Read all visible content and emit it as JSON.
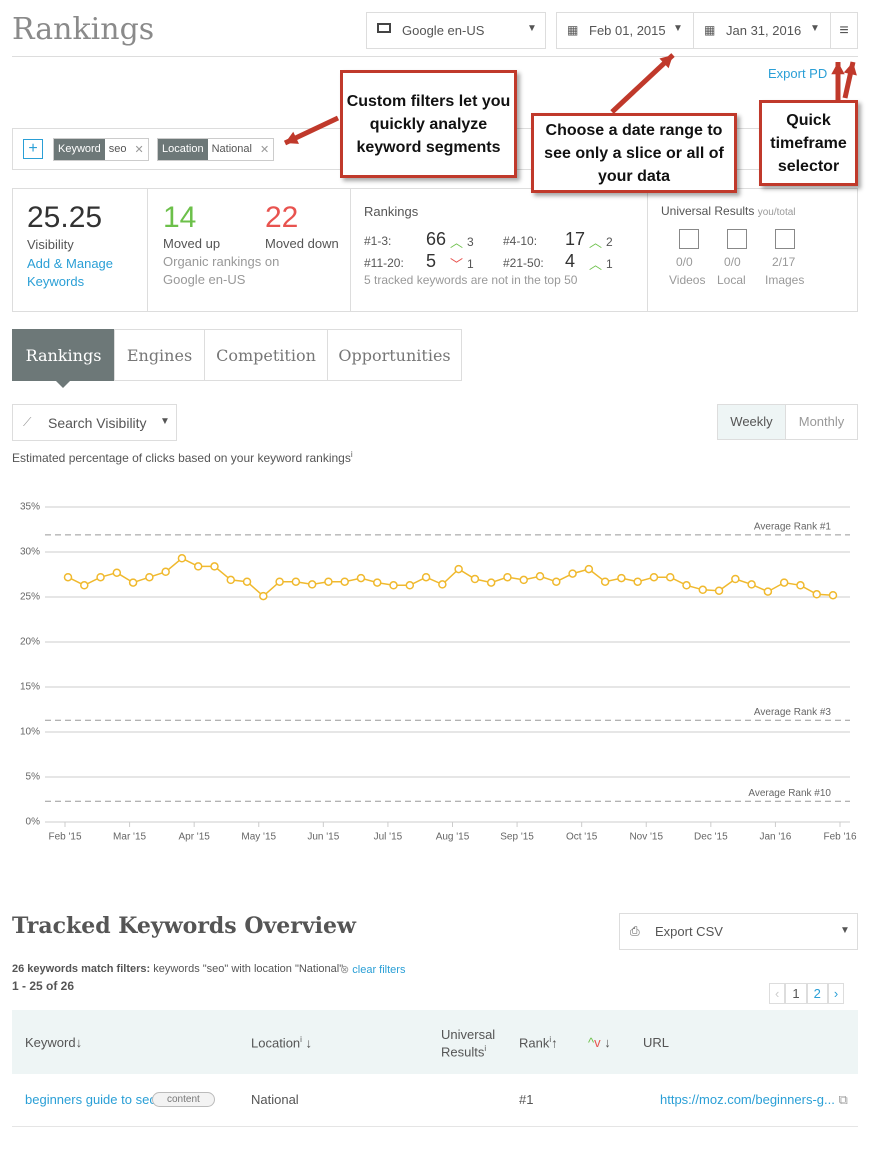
{
  "header": {
    "title": "Rankings",
    "engine": "Google en-US",
    "start_date": "Feb 01, 2015",
    "end_date": "Jan 31, 2016",
    "export": "Export PD"
  },
  "callouts": [
    "Custom filters let you quickly analyze keyword segments",
    "Choose a date range to see only a slice or all of your data",
    "Quick timeframe selector"
  ],
  "filters": [
    {
      "label": "Keyword",
      "value": "seo"
    },
    {
      "label": "Location",
      "value": "National"
    }
  ],
  "summary": {
    "visibility": {
      "value": "25.25",
      "label": "Visibility",
      "link": "Add & Manage Keywords"
    },
    "moved_up": {
      "value": "14",
      "label": "Moved up"
    },
    "moved_down": {
      "value": "22",
      "label": "Moved down"
    },
    "moved_note": "Organic rankings on Google en-US",
    "rankings": {
      "title": "Rankings",
      "rows": [
        {
          "range": "#1-3:",
          "count": "66",
          "change": "3",
          "dir": "up"
        },
        {
          "range": "#4-10:",
          "count": "17",
          "change": "2",
          "dir": "up"
        },
        {
          "range": "#11-20:",
          "count": "5",
          "change": "1",
          "dir": "down"
        },
        {
          "range": "#21-50:",
          "count": "4",
          "change": "1",
          "dir": "up"
        }
      ],
      "note": "5 tracked keywords are not in the top 50"
    },
    "universal": {
      "title": "Universal Results",
      "subtitle": "you/total",
      "items": [
        {
          "value": "0/0",
          "label": "Videos"
        },
        {
          "value": "0/0",
          "label": "Local"
        },
        {
          "value": "2/17",
          "label": "Images"
        }
      ]
    }
  },
  "tabs": [
    "Rankings",
    "Engines",
    "Competition",
    "Opportunities"
  ],
  "metric_select": "Search Visibility",
  "periods": [
    "Weekly",
    "Monthly"
  ],
  "chart_caption": "Estimated percentage of clicks based on your keyword rankings",
  "chart_data": {
    "type": "line",
    "color": "#f0b92e",
    "categories": [
      null,
      null,
      null,
      null,
      null,
      null,
      null,
      null,
      null,
      null,
      null,
      null,
      null,
      null,
      null,
      null,
      null,
      null,
      null,
      null,
      null,
      null,
      null,
      null,
      null,
      null,
      null,
      null,
      null,
      null,
      null,
      null,
      null,
      null,
      null,
      null,
      null,
      null,
      null,
      null,
      null,
      null,
      null,
      null,
      null,
      null,
      null,
      null
    ],
    "values": [
      27.2,
      26.3,
      27.2,
      27.7,
      26.6,
      27.2,
      27.8,
      29.3,
      28.4,
      28.4,
      26.9,
      26.7,
      25.1,
      26.7,
      26.7,
      26.4,
      26.7,
      26.7,
      27.1,
      26.6,
      26.3,
      26.3,
      27.2,
      26.4,
      28.1,
      27.0,
      26.6,
      27.2,
      26.9,
      27.3,
      26.7,
      27.6,
      28.1,
      26.7,
      27.1,
      26.7,
      27.2,
      27.2,
      26.3,
      25.8,
      25.7,
      27.0,
      26.4,
      25.6,
      26.6,
      26.3,
      25.3,
      25.2
    ],
    "xtick_labels": [
      "Feb '15",
      "Mar '15",
      "Apr '15",
      "May '15",
      "Jun '15",
      "Jul '15",
      "Aug '15",
      "Sep '15",
      "Oct '15",
      "Nov '15",
      "Dec '15",
      "Jan '16",
      "Feb '16"
    ],
    "ylim": [
      0,
      35
    ],
    "yticks": [
      {
        "value": 0,
        "label": "0%"
      },
      {
        "value": 5,
        "label": "5%"
      },
      {
        "value": 10,
        "label": "10%"
      },
      {
        "value": 15,
        "label": "15%"
      },
      {
        "value": 20,
        "label": "20%"
      },
      {
        "value": 25,
        "label": "25%"
      },
      {
        "value": 30,
        "label": "30%"
      },
      {
        "value": 35,
        "label": "35%"
      }
    ],
    "grid": true,
    "reference_lines": [
      {
        "label": "Average Rank #1",
        "value": 31.9
      },
      {
        "label": "Average Rank #3",
        "value": 11.3
      },
      {
        "label": "Average Rank #10",
        "value": 2.3
      }
    ]
  },
  "keywords": {
    "title": "Tracked Keywords Overview",
    "export": "Export CSV",
    "match_note": "26 keywords match filters:",
    "match_detail": "keywords \"seo\" with location \"National\"",
    "clear": "clear filters",
    "range": "1 - 25 of 26",
    "pages": [
      "1",
      "2"
    ],
    "columns": [
      "Keyword",
      "Location",
      "Universal Results",
      "Rank",
      "URL"
    ],
    "rows": [
      {
        "keyword": "beginners guide to seo",
        "tag": "content",
        "location": "National",
        "rank": "#1",
        "url": "https://moz.com/beginners-g..."
      }
    ]
  }
}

◆ ◆ ◆ ◆ ◆ ◆ ◆

*Given instruction:*
Produce an exact copy of each line of data, skipping embedded images.

*Solution to this exercise:*
Read all visible content and emit it as JSON.
{
  "header": {
    "title": "Rankings",
    "engine": "Google en-US",
    "start_date": "Feb 01, 2015",
    "end_date": "Jan 31, 2016",
    "export": "Export PD"
  },
  "callouts": [
    "Custom filters let you quickly analyze keyword segments",
    "Choose a date range to see only a slice or all of your data",
    "Quick timeframe selector"
  ],
  "filters": [
    {
      "label": "Keyword",
      "value": "seo"
    },
    {
      "label": "Location",
      "value": "National"
    }
  ],
  "summary": {
    "visibility": {
      "value": "25.25",
      "label": "Visibility",
      "link": "Add & Manage Keywords"
    },
    "moved_up": {
      "value": "14",
      "label": "Moved up"
    },
    "moved_down": {
      "value": "22",
      "label": "Moved down"
    },
    "moved_note": "Organic rankings on Google en-US",
    "rankings": {
      "title": "Rankings",
      "rows": [
        {
          "range": "#1-3:",
          "count": "66",
          "change": "3",
          "dir": "up"
        },
        {
          "range": "#4-10:",
          "count": "17",
          "change": "2",
          "dir": "up"
        },
        {
          "range": "#11-20:",
          "count": "5",
          "change": "1",
          "dir": "down"
        },
        {
          "range": "#21-50:",
          "count": "4",
          "change": "1",
          "dir": "up"
        }
      ],
      "note": "5 tracked keywords are not in the top 50"
    },
    "universal": {
      "title": "Universal Results",
      "subtitle": "you/total",
      "items": [
        {
          "value": "0/0",
          "label": "Videos"
        },
        {
          "value": "0/0",
          "label": "Local"
        },
        {
          "value": "2/17",
          "label": "Images"
        }
      ]
    }
  },
  "tabs": [
    "Rankings",
    "Engines",
    "Competition",
    "Opportunities"
  ],
  "metric_select": "Search Visibility",
  "periods": [
    "Weekly",
    "Monthly"
  ],
  "chart_caption": "Estimated percentage of clicks based on your keyword rankings",
  "chart_data": {
    "type": "line",
    "color": "#f0b92e",
    "categories": [
      null,
      null,
      null,
      null,
      null,
      null,
      null,
      null,
      null,
      null,
      null,
      null,
      null,
      null,
      null,
      null,
      null,
      null,
      null,
      null,
      null,
      null,
      null,
      null,
      null,
      null,
      null,
      null,
      null,
      null,
      null,
      null,
      null,
      null,
      null,
      null,
      null,
      null,
      null,
      null,
      null,
      null,
      null,
      null,
      null,
      null,
      null,
      null
    ],
    "values": [
      27.2,
      26.3,
      27.2,
      27.7,
      26.6,
      27.2,
      27.8,
      29.3,
      28.4,
      28.4,
      26.9,
      26.7,
      25.1,
      26.7,
      26.7,
      26.4,
      26.7,
      26.7,
      27.1,
      26.6,
      26.3,
      26.3,
      27.2,
      26.4,
      28.1,
      27.0,
      26.6,
      27.2,
      26.9,
      27.3,
      26.7,
      27.6,
      28.1,
      26.7,
      27.1,
      26.7,
      27.2,
      27.2,
      26.3,
      25.8,
      25.7,
      27.0,
      26.4,
      25.6,
      26.6,
      26.3,
      25.3,
      25.2
    ],
    "xtick_labels": [
      "Feb '15",
      "Mar '15",
      "Apr '15",
      "May '15",
      "Jun '15",
      "Jul '15",
      "Aug '15",
      "Sep '15",
      "Oct '15",
      "Nov '15",
      "Dec '15",
      "Jan '16",
      "Feb '16"
    ],
    "ylim": [
      0,
      35
    ],
    "yticks": [
      {
        "value": 0,
        "label": "0%"
      },
      {
        "value": 5,
        "label": "5%"
      },
      {
        "value": 10,
        "label": "10%"
      },
      {
        "value": 15,
        "label": "15%"
      },
      {
        "value": 20,
        "label": "20%"
      },
      {
        "value": 25,
        "label": "25%"
      },
      {
        "value": 30,
        "label": "30%"
      },
      {
        "value": 35,
        "label": "35%"
      }
    ],
    "grid": true,
    "reference_lines": [
      {
        "label": "Average Rank #1",
        "value": 31.9
      },
      {
        "label": "Average Rank #3",
        "value": 11.3
      },
      {
        "label": "Average Rank #10",
        "value": 2.3
      }
    ]
  },
  "keywords": {
    "title": "Tracked Keywords Overview",
    "export": "Export CSV",
    "match_note": "26 keywords match filters:",
    "match_detail": "keywords \"seo\" with location \"National\"",
    "clear": "clear filters",
    "range": "1 - 25 of 26",
    "pages": [
      "1",
      "2"
    ],
    "columns": [
      "Keyword",
      "Location",
      "Universal Results",
      "Rank",
      "URL"
    ],
    "rows": [
      {
        "keyword": "beginners guide to seo",
        "tag": "content",
        "location": "National",
        "rank": "#1",
        "url": "https://moz.com/beginners-g..."
      }
    ]
  }
}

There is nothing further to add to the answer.